#### [Task objective]
What lines of the data hold the string "this"? Pull each one out.

**** Available data

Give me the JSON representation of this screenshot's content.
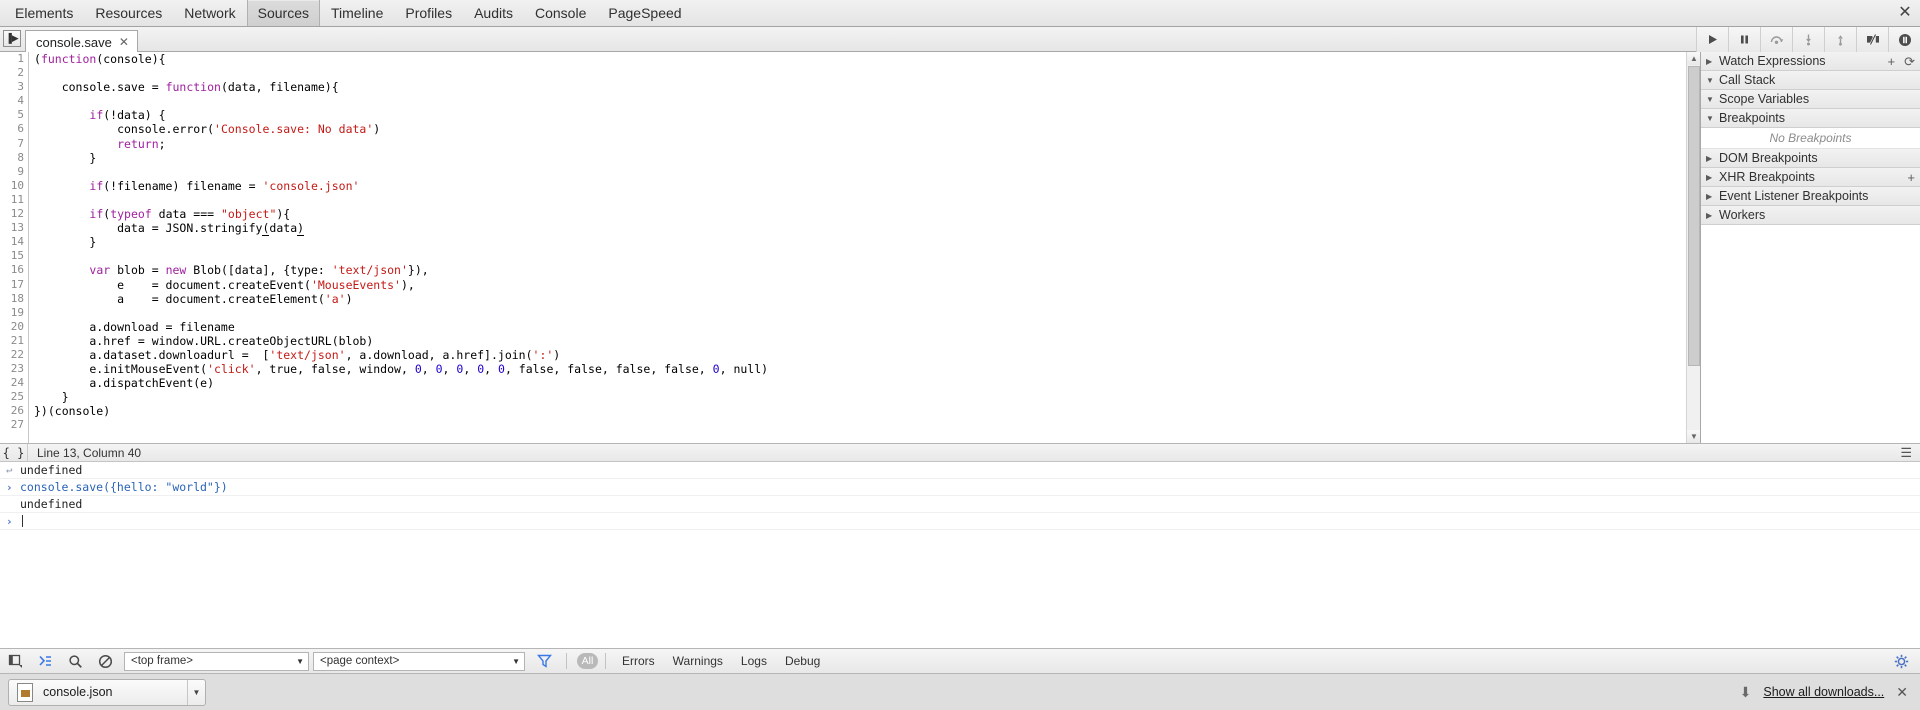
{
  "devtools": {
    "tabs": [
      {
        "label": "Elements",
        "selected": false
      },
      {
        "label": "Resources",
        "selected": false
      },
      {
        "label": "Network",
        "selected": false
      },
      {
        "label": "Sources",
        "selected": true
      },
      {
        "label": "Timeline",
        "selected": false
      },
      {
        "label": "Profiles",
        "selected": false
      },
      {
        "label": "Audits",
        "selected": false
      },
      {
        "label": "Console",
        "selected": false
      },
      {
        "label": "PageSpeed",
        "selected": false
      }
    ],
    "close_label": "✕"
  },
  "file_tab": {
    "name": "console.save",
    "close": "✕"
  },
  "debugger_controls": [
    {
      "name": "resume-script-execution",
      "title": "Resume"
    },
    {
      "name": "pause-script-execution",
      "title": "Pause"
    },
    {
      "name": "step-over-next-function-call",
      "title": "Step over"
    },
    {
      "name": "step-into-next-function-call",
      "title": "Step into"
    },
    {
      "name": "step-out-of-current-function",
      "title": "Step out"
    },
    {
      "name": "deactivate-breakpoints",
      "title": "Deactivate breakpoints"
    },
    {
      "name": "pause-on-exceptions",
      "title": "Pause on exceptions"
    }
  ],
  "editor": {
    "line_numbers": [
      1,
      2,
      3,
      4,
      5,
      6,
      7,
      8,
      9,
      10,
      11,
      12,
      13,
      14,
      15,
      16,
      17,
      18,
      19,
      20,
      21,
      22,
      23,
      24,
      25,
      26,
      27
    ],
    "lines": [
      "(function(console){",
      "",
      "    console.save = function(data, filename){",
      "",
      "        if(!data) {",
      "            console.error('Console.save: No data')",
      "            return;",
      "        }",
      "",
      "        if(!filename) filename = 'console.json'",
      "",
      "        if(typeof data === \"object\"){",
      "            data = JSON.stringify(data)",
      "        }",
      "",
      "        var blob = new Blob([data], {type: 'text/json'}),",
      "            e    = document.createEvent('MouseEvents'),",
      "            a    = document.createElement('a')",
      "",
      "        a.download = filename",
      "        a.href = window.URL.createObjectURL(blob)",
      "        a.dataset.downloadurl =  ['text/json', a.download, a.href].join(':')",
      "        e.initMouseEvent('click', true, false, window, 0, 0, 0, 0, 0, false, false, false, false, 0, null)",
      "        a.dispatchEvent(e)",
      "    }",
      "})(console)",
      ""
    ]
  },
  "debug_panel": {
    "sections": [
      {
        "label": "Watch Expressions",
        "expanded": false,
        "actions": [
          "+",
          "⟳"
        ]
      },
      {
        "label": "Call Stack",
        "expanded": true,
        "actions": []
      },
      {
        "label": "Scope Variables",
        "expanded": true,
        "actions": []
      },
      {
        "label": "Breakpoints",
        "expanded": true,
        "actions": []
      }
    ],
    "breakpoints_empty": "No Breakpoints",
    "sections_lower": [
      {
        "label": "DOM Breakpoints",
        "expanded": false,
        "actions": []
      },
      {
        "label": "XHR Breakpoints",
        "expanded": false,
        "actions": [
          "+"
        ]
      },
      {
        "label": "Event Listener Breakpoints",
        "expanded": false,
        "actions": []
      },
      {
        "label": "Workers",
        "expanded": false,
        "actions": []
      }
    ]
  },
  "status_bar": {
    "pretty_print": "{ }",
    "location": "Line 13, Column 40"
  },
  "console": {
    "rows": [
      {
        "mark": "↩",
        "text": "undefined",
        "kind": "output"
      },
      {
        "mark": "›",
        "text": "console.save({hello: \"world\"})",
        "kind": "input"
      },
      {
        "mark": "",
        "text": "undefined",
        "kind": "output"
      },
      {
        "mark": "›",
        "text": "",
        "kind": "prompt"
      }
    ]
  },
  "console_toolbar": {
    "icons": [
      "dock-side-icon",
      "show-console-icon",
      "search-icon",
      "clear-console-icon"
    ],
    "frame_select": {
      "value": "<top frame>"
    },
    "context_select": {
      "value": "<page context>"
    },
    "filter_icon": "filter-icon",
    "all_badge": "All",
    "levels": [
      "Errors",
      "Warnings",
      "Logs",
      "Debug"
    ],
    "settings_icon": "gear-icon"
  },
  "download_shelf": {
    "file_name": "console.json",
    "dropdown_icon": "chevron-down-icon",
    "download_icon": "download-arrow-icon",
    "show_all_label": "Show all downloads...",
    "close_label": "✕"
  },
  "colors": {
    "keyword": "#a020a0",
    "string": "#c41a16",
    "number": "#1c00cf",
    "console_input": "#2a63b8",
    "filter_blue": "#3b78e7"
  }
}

********
**** Available data

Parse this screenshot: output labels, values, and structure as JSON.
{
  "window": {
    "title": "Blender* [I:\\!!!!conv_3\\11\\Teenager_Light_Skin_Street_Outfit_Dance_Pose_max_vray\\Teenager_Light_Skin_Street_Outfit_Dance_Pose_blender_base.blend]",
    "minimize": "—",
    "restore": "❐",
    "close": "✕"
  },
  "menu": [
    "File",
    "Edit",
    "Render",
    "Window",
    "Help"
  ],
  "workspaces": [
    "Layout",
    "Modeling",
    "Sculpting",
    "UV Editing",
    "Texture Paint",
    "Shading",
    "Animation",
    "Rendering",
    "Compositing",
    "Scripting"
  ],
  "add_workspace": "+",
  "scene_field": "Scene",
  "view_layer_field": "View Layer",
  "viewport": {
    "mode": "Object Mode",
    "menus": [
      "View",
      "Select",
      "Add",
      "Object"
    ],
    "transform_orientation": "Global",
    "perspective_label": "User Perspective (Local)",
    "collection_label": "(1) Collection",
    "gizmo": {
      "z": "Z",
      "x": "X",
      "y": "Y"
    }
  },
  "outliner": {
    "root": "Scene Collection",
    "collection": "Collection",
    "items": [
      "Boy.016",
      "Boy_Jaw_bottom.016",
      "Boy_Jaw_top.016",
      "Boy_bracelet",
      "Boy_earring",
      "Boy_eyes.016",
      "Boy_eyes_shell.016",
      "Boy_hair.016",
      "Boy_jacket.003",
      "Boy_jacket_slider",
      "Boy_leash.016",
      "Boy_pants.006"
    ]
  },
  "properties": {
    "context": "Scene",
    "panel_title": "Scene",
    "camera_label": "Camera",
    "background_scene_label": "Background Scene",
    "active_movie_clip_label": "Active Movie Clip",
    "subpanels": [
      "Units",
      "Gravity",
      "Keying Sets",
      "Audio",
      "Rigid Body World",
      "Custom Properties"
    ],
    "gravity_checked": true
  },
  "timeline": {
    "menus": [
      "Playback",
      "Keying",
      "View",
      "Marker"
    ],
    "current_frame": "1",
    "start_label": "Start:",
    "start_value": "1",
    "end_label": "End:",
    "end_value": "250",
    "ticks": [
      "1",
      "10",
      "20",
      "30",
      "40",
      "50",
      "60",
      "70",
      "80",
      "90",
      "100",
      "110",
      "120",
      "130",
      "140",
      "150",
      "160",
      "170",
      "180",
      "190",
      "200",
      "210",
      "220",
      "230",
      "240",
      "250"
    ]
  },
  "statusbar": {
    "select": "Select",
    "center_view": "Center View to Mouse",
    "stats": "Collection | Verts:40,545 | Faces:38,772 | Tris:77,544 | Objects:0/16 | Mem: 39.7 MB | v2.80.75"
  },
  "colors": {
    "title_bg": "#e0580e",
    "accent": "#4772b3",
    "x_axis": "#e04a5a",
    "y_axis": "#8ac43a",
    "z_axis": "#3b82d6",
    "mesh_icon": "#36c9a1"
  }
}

********

#### [Finished answer]
Give me the JSON representation of this screenshot's content.
Parse this screenshot: output labels, values, and structure as JSON.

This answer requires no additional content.